>> START

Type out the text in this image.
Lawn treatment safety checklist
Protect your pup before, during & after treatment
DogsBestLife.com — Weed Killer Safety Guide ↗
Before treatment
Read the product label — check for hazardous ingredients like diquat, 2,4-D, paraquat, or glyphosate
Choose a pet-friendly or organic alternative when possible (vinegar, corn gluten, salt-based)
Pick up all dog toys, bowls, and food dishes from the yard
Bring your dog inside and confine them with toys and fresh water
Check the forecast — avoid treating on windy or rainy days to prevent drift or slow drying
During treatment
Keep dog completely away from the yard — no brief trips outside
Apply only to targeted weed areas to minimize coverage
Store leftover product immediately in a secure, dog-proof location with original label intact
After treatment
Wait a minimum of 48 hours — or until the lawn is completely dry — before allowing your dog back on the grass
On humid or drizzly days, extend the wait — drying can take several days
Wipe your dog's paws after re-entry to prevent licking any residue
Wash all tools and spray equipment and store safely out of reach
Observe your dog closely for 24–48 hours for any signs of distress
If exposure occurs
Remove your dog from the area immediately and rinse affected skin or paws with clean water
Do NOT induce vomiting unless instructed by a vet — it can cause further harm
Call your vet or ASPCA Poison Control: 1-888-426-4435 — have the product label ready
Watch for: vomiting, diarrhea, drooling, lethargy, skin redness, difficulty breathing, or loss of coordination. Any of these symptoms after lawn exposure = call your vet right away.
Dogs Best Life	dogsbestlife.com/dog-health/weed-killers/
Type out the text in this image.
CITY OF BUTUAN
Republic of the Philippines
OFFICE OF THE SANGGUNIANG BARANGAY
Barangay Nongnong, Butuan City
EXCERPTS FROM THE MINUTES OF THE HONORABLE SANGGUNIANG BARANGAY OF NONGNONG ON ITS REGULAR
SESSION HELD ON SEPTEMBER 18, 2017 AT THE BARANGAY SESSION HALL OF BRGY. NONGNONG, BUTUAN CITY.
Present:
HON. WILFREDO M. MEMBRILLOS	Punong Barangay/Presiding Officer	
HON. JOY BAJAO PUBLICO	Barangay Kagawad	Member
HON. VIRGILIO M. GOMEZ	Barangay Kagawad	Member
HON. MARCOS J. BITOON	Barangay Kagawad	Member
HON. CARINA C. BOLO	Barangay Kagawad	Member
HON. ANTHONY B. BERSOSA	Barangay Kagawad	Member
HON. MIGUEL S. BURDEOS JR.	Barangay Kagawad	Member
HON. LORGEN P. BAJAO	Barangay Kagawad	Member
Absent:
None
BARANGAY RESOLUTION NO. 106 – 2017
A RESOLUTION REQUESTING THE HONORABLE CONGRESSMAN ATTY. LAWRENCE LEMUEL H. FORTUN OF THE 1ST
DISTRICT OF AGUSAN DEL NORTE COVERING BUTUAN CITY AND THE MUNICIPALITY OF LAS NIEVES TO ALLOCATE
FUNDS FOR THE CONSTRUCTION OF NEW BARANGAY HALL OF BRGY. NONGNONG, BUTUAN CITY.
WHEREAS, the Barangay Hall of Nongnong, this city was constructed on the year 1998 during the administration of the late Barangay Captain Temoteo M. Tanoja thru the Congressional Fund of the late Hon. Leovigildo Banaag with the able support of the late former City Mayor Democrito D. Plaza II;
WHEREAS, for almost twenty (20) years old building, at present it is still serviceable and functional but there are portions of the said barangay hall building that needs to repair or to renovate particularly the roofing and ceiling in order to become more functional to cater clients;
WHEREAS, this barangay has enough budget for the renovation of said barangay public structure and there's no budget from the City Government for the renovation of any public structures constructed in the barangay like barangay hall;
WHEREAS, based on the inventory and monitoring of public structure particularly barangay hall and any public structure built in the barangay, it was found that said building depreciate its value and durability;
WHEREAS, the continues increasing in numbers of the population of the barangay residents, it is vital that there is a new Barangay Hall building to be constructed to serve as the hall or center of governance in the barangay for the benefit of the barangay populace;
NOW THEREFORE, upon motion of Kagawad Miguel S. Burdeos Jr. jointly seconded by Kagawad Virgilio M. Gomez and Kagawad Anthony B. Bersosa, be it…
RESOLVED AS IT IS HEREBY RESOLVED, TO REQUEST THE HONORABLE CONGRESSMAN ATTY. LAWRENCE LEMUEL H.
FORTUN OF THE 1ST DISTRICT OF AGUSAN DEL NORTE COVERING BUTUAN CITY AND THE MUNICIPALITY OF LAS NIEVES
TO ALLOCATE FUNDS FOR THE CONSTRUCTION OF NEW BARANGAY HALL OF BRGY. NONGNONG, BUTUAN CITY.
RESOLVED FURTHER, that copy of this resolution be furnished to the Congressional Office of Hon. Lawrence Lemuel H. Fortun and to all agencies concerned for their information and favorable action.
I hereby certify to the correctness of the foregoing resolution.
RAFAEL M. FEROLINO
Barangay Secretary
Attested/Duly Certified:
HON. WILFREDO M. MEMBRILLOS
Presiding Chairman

>> END

* Directive: Using the data above, print every record exactly as shown.

* Response below:
Type out the text in this image.
Lawn treatment safety checklist
Protect your pup before, during & after treatment
DogsBestLife.com — Weed Killer Safety Guide ↗
Before treatment
Read the product label — check for hazardous ingredients like diquat, 2,4-D, paraquat, or glyphosate
Choose a pet-friendly or organic alternative when possible (vinegar, corn gluten, salt-based)
Pick up all dog toys, bowls, and food dishes from the yard
Bring your dog inside and confine them with toys and fresh water
Check the forecast — avoid treating on windy or rainy days to prevent drift or slow drying
During treatment
Keep dog completely away from the yard — no brief trips outside
Apply only to targeted weed areas to minimize coverage
Store leftover product immediately in a secure, dog-proof location with original label intact
After treatment
Wait a minimum of 48 hours — or until the lawn is completely dry — before allowing your dog back on the grass
On humid or drizzly days, extend the wait — drying can take several days
Wipe your dog's paws after re-entry to prevent licking any residue
Wash all tools and spray equipment and store safely out of reach
Observe your dog closely for 24–48 hours for any signs of distress
If exposure occurs
Remove your dog from the area immediately and rinse affected skin or paws with clean water
Do NOT induce vomiting unless instructed by a vet — it can cause further harm
Call your vet or ASPCA Poison Control: 1-888-426-4435 — have the product label ready
Watch for: vomiting, diarrhea, drooling, lethargy, skin redness, difficulty breathing, or loss of coordination. Any of these symptoms after lawn exposure = call your vet right away.
Dogs Best Life	dogsbestlife.com/dog-health/weed-killers/
Type out the text in this image.
CITY OF BUTUAN
Republic of the Philippines
OFFICE OF THE SANGGUNIANG BARANGAY
Barangay Nongnong, Butuan City
EXCERPTS FROM THE MINUTES OF THE HONORABLE SANGGUNIANG BARANGAY OF NONGNONG ON ITS REGULAR
SESSION HELD ON SEPTEMBER 18, 2017 AT THE BARANGAY SESSION HALL OF BRGY. NONGNONG, BUTUAN CITY.
Present:
HON. WILFREDO M. MEMBRILLOS	Punong Barangay/Presiding Officer	
HON. JOY BAJAO PUBLICO	Barangay Kagawad	Member
HON. VIRGILIO M. GOMEZ	Barangay Kagawad	Member
HON. MARCOS J. BITOON	Barangay Kagawad	Member
HON. CARINA C. BOLO	Barangay Kagawad	Member
HON. ANTHONY B. BERSOSA	Barangay Kagawad	Member
HON. MIGUEL S. BURDEOS JR.	Barangay Kagawad	Member
HON. LORGEN P. BAJAO	Barangay Kagawad	Member
Absent:
None
BARANGAY RESOLUTION NO. 106 – 2017
A RESOLUTION REQUESTING THE HONORABLE CONGRESSMAN ATTY. LAWRENCE LEMUEL H. FORTUN OF THE 1ST
DISTRICT OF AGUSAN DEL NORTE COVERING BUTUAN CITY AND THE MUNICIPALITY OF LAS NIEVES TO ALLOCATE
FUNDS FOR THE CONSTRUCTION OF NEW BARANGAY HALL OF BRGY. NONGNONG, BUTUAN CITY.
WHEREAS, the Barangay Hall of Nongnong, this city was constructed on the year 1998 during the administration of the late Barangay Captain Temoteo M. Tanoja thru the Congressional Fund of the late Hon. Leovigildo Banaag with the able support of the late former City Mayor Democrito D. Plaza II;
WHEREAS, for almost twenty (20) years old building, at present it is still serviceable and functional but there are portions of the said barangay hall building that needs to repair or to renovate particularly the roofing and ceiling in order to become more functional to cater clients;
WHEREAS, this barangay has enough budget for the renovation of said barangay public structure and there's no budget from the City Government for the renovation of any public structures constructed in the barangay like barangay hall;
WHEREAS, based on the inventory and monitoring of public structure particularly barangay hall and any public structure built in the barangay, it was found that said building depreciate its value and durability;
WHEREAS, the continues increasing in numbers of the population of the barangay residents, it is vital that there is a new Barangay Hall building to be constructed to serve as the hall or center of governance in the barangay for the benefit of the barangay populace;
NOW THEREFORE, upon motion of Kagawad Miguel S. Burdeos Jr. jointly seconded by Kagawad Virgilio M. Gomez and Kagawad Anthony B. Bersosa, be it…
RESOLVED AS IT IS HEREBY RESOLVED, TO REQUEST THE HONORABLE CONGRESSMAN ATTY. LAWRENCE LEMUEL H.
FORTUN OF THE 1ST DISTRICT OF AGUSAN DEL NORTE COVERING BUTUAN CITY AND THE MUNICIPALITY OF LAS NIEVES
TO ALLOCATE FUNDS FOR THE CONSTRUCTION OF NEW BARANGAY HALL OF BRGY. NONGNONG, BUTUAN CITY.
RESOLVED FURTHER, that copy of this resolution be furnished to the Congressional Office of Hon. Lawrence Lemuel H. Fortun and to all agencies concerned for their information and favorable action.
I hereby certify to the correctness of the foregoing resolution.
RAFAEL M. FEROLINO
Barangay Secretary
Attested/Duly Certified:
HON. WILFREDO M. MEMBRILLOS
Presiding Chairman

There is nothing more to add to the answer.